▸ Set exercise:
Reproduce all the entries precisely.

::::

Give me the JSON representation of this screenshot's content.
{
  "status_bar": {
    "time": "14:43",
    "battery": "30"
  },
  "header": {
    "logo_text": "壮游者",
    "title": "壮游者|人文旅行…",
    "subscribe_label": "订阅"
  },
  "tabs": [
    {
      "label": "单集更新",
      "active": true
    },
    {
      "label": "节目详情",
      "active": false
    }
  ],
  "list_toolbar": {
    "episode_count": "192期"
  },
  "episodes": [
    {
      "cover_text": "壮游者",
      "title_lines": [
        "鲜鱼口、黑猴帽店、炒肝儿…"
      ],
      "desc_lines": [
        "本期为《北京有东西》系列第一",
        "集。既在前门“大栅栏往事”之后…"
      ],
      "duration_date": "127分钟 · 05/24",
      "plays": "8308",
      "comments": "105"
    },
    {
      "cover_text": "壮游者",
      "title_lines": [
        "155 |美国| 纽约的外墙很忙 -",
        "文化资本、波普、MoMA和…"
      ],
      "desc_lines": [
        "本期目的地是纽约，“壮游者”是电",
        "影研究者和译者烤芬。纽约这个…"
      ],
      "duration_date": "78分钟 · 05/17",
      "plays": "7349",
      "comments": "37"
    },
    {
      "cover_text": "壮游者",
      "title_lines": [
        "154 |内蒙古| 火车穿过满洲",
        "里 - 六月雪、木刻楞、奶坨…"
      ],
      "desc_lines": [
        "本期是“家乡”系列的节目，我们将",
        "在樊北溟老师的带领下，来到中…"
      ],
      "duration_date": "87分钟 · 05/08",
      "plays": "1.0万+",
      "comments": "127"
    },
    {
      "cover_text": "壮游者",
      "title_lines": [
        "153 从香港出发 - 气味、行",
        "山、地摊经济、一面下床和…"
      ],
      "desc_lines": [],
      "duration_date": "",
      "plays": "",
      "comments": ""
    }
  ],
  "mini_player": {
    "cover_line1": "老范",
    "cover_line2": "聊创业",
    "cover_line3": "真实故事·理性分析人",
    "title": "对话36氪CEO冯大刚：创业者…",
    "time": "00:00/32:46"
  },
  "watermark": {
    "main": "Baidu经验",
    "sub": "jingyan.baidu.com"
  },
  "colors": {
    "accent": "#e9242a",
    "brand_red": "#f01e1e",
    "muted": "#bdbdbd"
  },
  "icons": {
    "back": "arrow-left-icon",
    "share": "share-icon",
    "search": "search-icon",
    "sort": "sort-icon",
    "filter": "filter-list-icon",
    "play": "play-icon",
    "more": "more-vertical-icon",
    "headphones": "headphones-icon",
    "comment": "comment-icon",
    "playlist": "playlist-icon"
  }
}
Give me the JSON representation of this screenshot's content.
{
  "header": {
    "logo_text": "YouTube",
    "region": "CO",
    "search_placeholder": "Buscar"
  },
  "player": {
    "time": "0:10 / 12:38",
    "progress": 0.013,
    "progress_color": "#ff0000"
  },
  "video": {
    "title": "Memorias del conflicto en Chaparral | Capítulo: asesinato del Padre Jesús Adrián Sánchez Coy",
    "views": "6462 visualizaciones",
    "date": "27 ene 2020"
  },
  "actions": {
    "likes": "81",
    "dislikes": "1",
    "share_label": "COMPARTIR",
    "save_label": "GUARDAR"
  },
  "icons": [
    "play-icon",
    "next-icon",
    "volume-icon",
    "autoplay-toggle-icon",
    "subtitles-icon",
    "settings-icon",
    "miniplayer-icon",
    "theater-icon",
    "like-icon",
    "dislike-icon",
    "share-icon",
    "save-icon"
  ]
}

::::

▸ Final result:
Give me the JSON representation of this screenshot's content.
{
  "status_bar": {
    "time": "14:43",
    "battery": "30"
  },
  "header": {
    "logo_text": "壮游者",
    "title": "壮游者|人文旅行…",
    "subscribe_label": "订阅"
  },
  "tabs": [
    {
      "label": "单集更新",
      "active": true
    },
    {
      "label": "节目详情",
      "active": false
    }
  ],
  "list_toolbar": {
    "episode_count": "192期"
  },
  "episodes": [
    {
      "cover_text": "壮游者",
      "title_lines": [
        "鲜鱼口、黑猴帽店、炒肝儿…"
      ],
      "desc_lines": [
        "本期为《北京有东西》系列第一",
        "集。既在前门“大栅栏往事”之后…"
      ],
      "duration_date": "127分钟 · 05/24",
      "plays": "8308",
      "comments": "105"
    },
    {
      "cover_text": "壮游者",
      "title_lines": [
        "155 |美国| 纽约的外墙很忙 -",
        "文化资本、波普、MoMA和…"
      ],
      "desc_lines": [
        "本期目的地是纽约，“壮游者”是电",
        "影研究者和译者烤芬。纽约这个…"
      ],
      "duration_date": "78分钟 · 05/17",
      "plays": "7349",
      "comments": "37"
    },
    {
      "cover_text": "壮游者",
      "title_lines": [
        "154 |内蒙古| 火车穿过满洲",
        "里 - 六月雪、木刻楞、奶坨…"
      ],
      "desc_lines": [
        "本期是“家乡”系列的节目，我们将",
        "在樊北溟老师的带领下，来到中…"
      ],
      "duration_date": "87分钟 · 05/08",
      "plays": "1.0万+",
      "comments": "127"
    },
    {
      "cover_text": "壮游者",
      "title_lines": [
        "153 从香港出发 - 气味、行",
        "山、地摊经济、一面下床和…"
      ],
      "desc_lines": [],
      "duration_date": "",
      "plays": "",
      "comments": ""
    }
  ],
  "mini_player": {
    "cover_line1": "老范",
    "cover_line2": "聊创业",
    "cover_line3": "真实故事·理性分析人",
    "title": "对话36氪CEO冯大刚：创业者…",
    "time": "00:00/32:46"
  },
  "watermark": {
    "main": "Baidu经验",
    "sub": "jingyan.baidu.com"
  },
  "colors": {
    "accent": "#e9242a",
    "brand_red": "#f01e1e",
    "muted": "#bdbdbd"
  },
  "icons": {
    "back": "arrow-left-icon",
    "share": "share-icon",
    "search": "search-icon",
    "sort": "sort-icon",
    "filter": "filter-list-icon",
    "play": "play-icon",
    "more": "more-vertical-icon",
    "headphones": "headphones-icon",
    "comment": "comment-icon",
    "playlist": "playlist-icon"
  }
}
Give me the JSON representation of this screenshot's content.
{
  "header": {
    "logo_text": "YouTube",
    "region": "CO",
    "search_placeholder": "Buscar"
  },
  "player": {
    "time": "0:10 / 12:38",
    "progress": 0.013,
    "progress_color": "#ff0000"
  },
  "video": {
    "title": "Memorias del conflicto en Chaparral | Capítulo: asesinato del Padre Jesús Adrián Sánchez Coy",
    "views": "6462 visualizaciones",
    "date": "27 ene 2020"
  },
  "actions": {
    "likes": "81",
    "dislikes": "1",
    "share_label": "COMPARTIR",
    "save_label": "GUARDAR"
  },
  "icons": [
    "play-icon",
    "next-icon",
    "volume-icon",
    "autoplay-toggle-icon",
    "subtitles-icon",
    "settings-icon",
    "miniplayer-icon",
    "theater-icon",
    "like-icon",
    "dislike-icon",
    "share-icon",
    "save-icon"
  ]
}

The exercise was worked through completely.